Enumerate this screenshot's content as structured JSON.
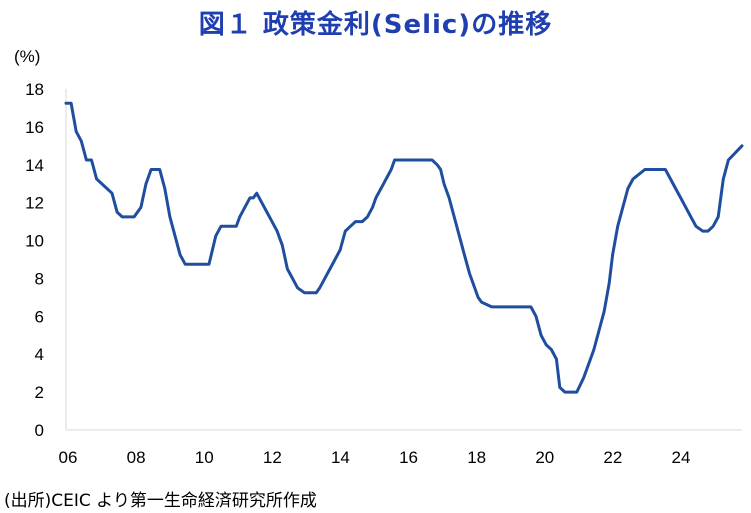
{
  "title": "図１ 政策金利(Selic)の推移",
  "source": "(出所)CEIC より第一生命経済研究所作成",
  "line_color": "#1f4e9e",
  "chart_data": {
    "type": "line",
    "title": "政策金利(Selic)の推移",
    "ylabel": "(%)",
    "xlabel": "",
    "ylim": [
      0,
      18
    ],
    "yticks": [
      0,
      2,
      4,
      6,
      8,
      10,
      12,
      14,
      16,
      18
    ],
    "xlim": [
      2006,
      2025.85
    ],
    "xticks": [
      2006,
      2008,
      2010,
      2012,
      2014,
      2016,
      2018,
      2020,
      2022,
      2024
    ],
    "xtick_labels": [
      "06",
      "08",
      "10",
      "12",
      "14",
      "16",
      "18",
      "20",
      "22",
      "24"
    ],
    "grid": false,
    "series": [
      {
        "x": [
          2006.0,
          2006.15,
          2006.3,
          2006.45,
          2006.6,
          2006.75,
          2006.9,
          2007.05,
          2007.2,
          2007.35,
          2007.5,
          2007.65,
          2007.8,
          2008.0,
          2008.2,
          2008.35,
          2008.5,
          2008.6,
          2008.75,
          2008.9,
          2009.05,
          2009.2,
          2009.35,
          2009.5,
          2009.55,
          2009.7,
          2009.9,
          2010.2,
          2010.3,
          2010.4,
          2010.55,
          2010.7,
          2011.0,
          2011.1,
          2011.25,
          2011.4,
          2011.5,
          2011.6,
          2011.75,
          2011.9,
          2012.05,
          2012.2,
          2012.35,
          2012.5,
          2012.65,
          2012.8,
          2013.0,
          2013.2,
          2013.35,
          2013.45,
          2013.6,
          2013.75,
          2013.9,
          2014.05,
          2014.2,
          2014.35,
          2014.5,
          2014.7,
          2014.85,
          2015.0,
          2015.1,
          2015.25,
          2015.4,
          2015.55,
          2015.65,
          2016.0,
          2016.5,
          2016.75,
          2016.9,
          2017.0,
          2017.1,
          2017.25,
          2017.4,
          2017.55,
          2017.7,
          2017.85,
          2018.0,
          2018.1,
          2018.2,
          2018.5,
          2019.0,
          2019.55,
          2019.65,
          2019.8,
          2019.95,
          2020.1,
          2020.25,
          2020.4,
          2020.5,
          2020.65,
          2020.8,
          2021.0,
          2021.2,
          2021.35,
          2021.5,
          2021.65,
          2021.8,
          2021.95,
          2022.05,
          2022.2,
          2022.35,
          2022.5,
          2022.65,
          2023.0,
          2023.5,
          2023.6,
          2023.75,
          2023.9,
          2024.05,
          2024.2,
          2024.35,
          2024.5,
          2024.7,
          2024.85,
          2025.0,
          2025.15,
          2025.3,
          2025.45,
          2025.85
        ],
        "y": [
          17.25,
          17.25,
          15.75,
          15.25,
          14.25,
          14.25,
          13.25,
          13.0,
          12.75,
          12.5,
          11.5,
          11.25,
          11.25,
          11.25,
          11.75,
          13.0,
          13.75,
          13.75,
          13.75,
          12.75,
          11.25,
          10.25,
          9.25,
          8.75,
          8.75,
          8.75,
          8.75,
          8.75,
          9.5,
          10.25,
          10.75,
          10.75,
          10.75,
          11.25,
          11.75,
          12.25,
          12.25,
          12.5,
          12.0,
          11.5,
          11.0,
          10.5,
          9.75,
          8.5,
          8.0,
          7.5,
          7.25,
          7.25,
          7.25,
          7.5,
          8.0,
          8.5,
          9.0,
          9.5,
          10.5,
          10.75,
          11.0,
          11.0,
          11.25,
          11.75,
          12.25,
          12.75,
          13.25,
          13.75,
          14.25,
          14.25,
          14.25,
          14.25,
          14.0,
          13.75,
          13.0,
          12.25,
          11.25,
          10.25,
          9.25,
          8.25,
          7.5,
          7.0,
          6.75,
          6.5,
          6.5,
          6.5,
          6.5,
          6.0,
          5.0,
          4.5,
          4.25,
          3.75,
          2.25,
          2.0,
          2.0,
          2.0,
          2.75,
          3.5,
          4.25,
          5.25,
          6.25,
          7.75,
          9.25,
          10.75,
          11.75,
          12.75,
          13.25,
          13.75,
          13.75,
          13.75,
          13.25,
          12.75,
          12.25,
          11.75,
          11.25,
          10.75,
          10.5,
          10.5,
          10.75,
          11.25,
          13.25,
          14.25,
          15.0
        ]
      }
    ]
  }
}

* _Goal_: Write out the whole listing again, exactly, with no pictures.

* _Final result_:
Enumerate this screenshot's content as structured JSON.
{
  "title": "図１ 政策金利(Selic)の推移",
  "source": "(出所)CEIC より第一生命経済研究所作成",
  "line_color": "#1f4e9e",
  "chart_data": {
    "type": "line",
    "title": "政策金利(Selic)の推移",
    "ylabel": "(%)",
    "xlabel": "",
    "ylim": [
      0,
      18
    ],
    "yticks": [
      0,
      2,
      4,
      6,
      8,
      10,
      12,
      14,
      16,
      18
    ],
    "xlim": [
      2006,
      2025.85
    ],
    "xticks": [
      2006,
      2008,
      2010,
      2012,
      2014,
      2016,
      2018,
      2020,
      2022,
      2024
    ],
    "xtick_labels": [
      "06",
      "08",
      "10",
      "12",
      "14",
      "16",
      "18",
      "20",
      "22",
      "24"
    ],
    "grid": false,
    "series": [
      {
        "x": [
          2006.0,
          2006.15,
          2006.3,
          2006.45,
          2006.6,
          2006.75,
          2006.9,
          2007.05,
          2007.2,
          2007.35,
          2007.5,
          2007.65,
          2007.8,
          2008.0,
          2008.2,
          2008.35,
          2008.5,
          2008.6,
          2008.75,
          2008.9,
          2009.05,
          2009.2,
          2009.35,
          2009.5,
          2009.55,
          2009.7,
          2009.9,
          2010.2,
          2010.3,
          2010.4,
          2010.55,
          2010.7,
          2011.0,
          2011.1,
          2011.25,
          2011.4,
          2011.5,
          2011.6,
          2011.75,
          2011.9,
          2012.05,
          2012.2,
          2012.35,
          2012.5,
          2012.65,
          2012.8,
          2013.0,
          2013.2,
          2013.35,
          2013.45,
          2013.6,
          2013.75,
          2013.9,
          2014.05,
          2014.2,
          2014.35,
          2014.5,
          2014.7,
          2014.85,
          2015.0,
          2015.1,
          2015.25,
          2015.4,
          2015.55,
          2015.65,
          2016.0,
          2016.5,
          2016.75,
          2016.9,
          2017.0,
          2017.1,
          2017.25,
          2017.4,
          2017.55,
          2017.7,
          2017.85,
          2018.0,
          2018.1,
          2018.2,
          2018.5,
          2019.0,
          2019.55,
          2019.65,
          2019.8,
          2019.95,
          2020.1,
          2020.25,
          2020.4,
          2020.5,
          2020.65,
          2020.8,
          2021.0,
          2021.2,
          2021.35,
          2021.5,
          2021.65,
          2021.8,
          2021.95,
          2022.05,
          2022.2,
          2022.35,
          2022.5,
          2022.65,
          2023.0,
          2023.5,
          2023.6,
          2023.75,
          2023.9,
          2024.05,
          2024.2,
          2024.35,
          2024.5,
          2024.7,
          2024.85,
          2025.0,
          2025.15,
          2025.3,
          2025.45,
          2025.85
        ],
        "y": [
          17.25,
          17.25,
          15.75,
          15.25,
          14.25,
          14.25,
          13.25,
          13.0,
          12.75,
          12.5,
          11.5,
          11.25,
          11.25,
          11.25,
          11.75,
          13.0,
          13.75,
          13.75,
          13.75,
          12.75,
          11.25,
          10.25,
          9.25,
          8.75,
          8.75,
          8.75,
          8.75,
          8.75,
          9.5,
          10.25,
          10.75,
          10.75,
          10.75,
          11.25,
          11.75,
          12.25,
          12.25,
          12.5,
          12.0,
          11.5,
          11.0,
          10.5,
          9.75,
          8.5,
          8.0,
          7.5,
          7.25,
          7.25,
          7.25,
          7.5,
          8.0,
          8.5,
          9.0,
          9.5,
          10.5,
          10.75,
          11.0,
          11.0,
          11.25,
          11.75,
          12.25,
          12.75,
          13.25,
          13.75,
          14.25,
          14.25,
          14.25,
          14.25,
          14.0,
          13.75,
          13.0,
          12.25,
          11.25,
          10.25,
          9.25,
          8.25,
          7.5,
          7.0,
          6.75,
          6.5,
          6.5,
          6.5,
          6.5,
          6.0,
          5.0,
          4.5,
          4.25,
          3.75,
          2.25,
          2.0,
          2.0,
          2.0,
          2.75,
          3.5,
          4.25,
          5.25,
          6.25,
          7.75,
          9.25,
          10.75,
          11.75,
          12.75,
          13.25,
          13.75,
          13.75,
          13.75,
          13.25,
          12.75,
          12.25,
          11.75,
          11.25,
          10.75,
          10.5,
          10.5,
          10.75,
          11.25,
          13.25,
          14.25,
          15.0
        ]
      }
    ]
  }
}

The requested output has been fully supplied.